### Task to complete
All entries are to be given again verbatim.

=== Information shown ===

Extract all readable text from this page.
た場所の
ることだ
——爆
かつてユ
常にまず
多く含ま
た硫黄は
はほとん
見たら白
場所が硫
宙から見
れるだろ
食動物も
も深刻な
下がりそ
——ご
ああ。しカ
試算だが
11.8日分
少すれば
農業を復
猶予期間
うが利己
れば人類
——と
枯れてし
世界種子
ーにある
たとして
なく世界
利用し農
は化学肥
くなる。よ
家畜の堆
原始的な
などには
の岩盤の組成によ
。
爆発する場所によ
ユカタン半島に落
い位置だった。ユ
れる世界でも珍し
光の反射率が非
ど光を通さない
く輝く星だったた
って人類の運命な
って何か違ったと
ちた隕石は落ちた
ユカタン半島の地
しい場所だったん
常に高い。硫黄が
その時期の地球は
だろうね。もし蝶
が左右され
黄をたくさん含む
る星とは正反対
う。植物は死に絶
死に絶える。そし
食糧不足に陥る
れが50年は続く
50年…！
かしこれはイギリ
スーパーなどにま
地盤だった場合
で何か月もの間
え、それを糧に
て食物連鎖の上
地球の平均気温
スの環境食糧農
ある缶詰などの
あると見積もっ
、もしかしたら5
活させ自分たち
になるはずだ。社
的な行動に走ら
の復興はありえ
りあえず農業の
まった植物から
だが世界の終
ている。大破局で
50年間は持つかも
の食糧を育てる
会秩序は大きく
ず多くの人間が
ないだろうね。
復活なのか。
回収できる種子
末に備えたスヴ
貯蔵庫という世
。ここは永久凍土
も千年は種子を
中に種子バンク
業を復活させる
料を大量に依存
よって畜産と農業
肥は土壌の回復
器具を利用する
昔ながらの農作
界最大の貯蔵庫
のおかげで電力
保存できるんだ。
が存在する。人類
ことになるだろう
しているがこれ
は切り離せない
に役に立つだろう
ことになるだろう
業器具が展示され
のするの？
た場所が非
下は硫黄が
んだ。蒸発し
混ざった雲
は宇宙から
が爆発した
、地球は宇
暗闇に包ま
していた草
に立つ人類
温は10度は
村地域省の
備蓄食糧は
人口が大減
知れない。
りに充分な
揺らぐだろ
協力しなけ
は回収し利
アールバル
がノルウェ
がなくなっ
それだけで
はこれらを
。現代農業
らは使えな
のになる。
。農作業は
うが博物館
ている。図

===

### Task result
Extract all readable text from this page.
た場所の
ることだ
——爆
かつてユ
常にまず
多く含ま
た硫黄は
はほとん
見たら白
場所が硫
宙から見
れるだろ
食動物も
も深刻な
下がりそ
——ご
ああ。しカ
試算だが
11.8日分
少すれば
農業を復
猶予期間
うが利己
れば人類
——と
枯れてし
世界種子
ーにある
たとして
なく世界
利用し農
は化学肥
くなる。よ
家畜の堆
原始的な
などには
の岩盤の組成によ
。
爆発する場所によ
ユカタン半島に落
い位置だった。ユ
れる世界でも珍し
光の反射率が非
ど光を通さない
く輝く星だったた
って人類の運命な
って何か違ったと
ちた隕石は落ちた
ユカタン半島の地
しい場所だったん
常に高い。硫黄が
その時期の地球は
だろうね。もし蝶
が左右され
黄をたくさん含む
る星とは正反対
う。植物は死に絶
死に絶える。そし
食糧不足に陥る
れが50年は続く
50年…！
かしこれはイギリ
スーパーなどにま
地盤だった場合
で何か月もの間
え、それを糧に
て食物連鎖の上
地球の平均気温
スの環境食糧農
ある缶詰などの
あると見積もっ
、もしかしたら5
活させ自分たち
になるはずだ。社
的な行動に走ら
の復興はありえ
りあえず農業の
まった植物から
だが世界の終
ている。大破局で
50年間は持つかも
の食糧を育てる
会秩序は大きく
ず多くの人間が
ないだろうね。
復活なのか。
回収できる種子
末に備えたスヴ
貯蔵庫という世
。ここは永久凍土
も千年は種子を
中に種子バンク
業を復活させる
料を大量に依存
よって畜産と農業
肥は土壌の回復
器具を利用する
昔ながらの農作
界最大の貯蔵庫
のおかげで電力
保存できるんだ。
が存在する。人類
ことになるだろう
しているがこれ
は切り離せない
に役に立つだろう
ことになるだろう
業器具が展示され
のするの？
た場所が非
下は硫黄が
んだ。蒸発し
混ざった雲
は宇宙から
が爆発した
、地球は宇
暗闇に包ま
していた草
に立つ人類
温は10度は
村地域省の
備蓄食糧は
人口が大減
知れない。
りに充分な
揺らぐだろ
協力しなけ
は回収し利
アールバル
がノルウェ
がなくなっ
それだけで
はこれらを
。現代農業
らは使えな
のになる。
。農作業は
うが博物館
ている。図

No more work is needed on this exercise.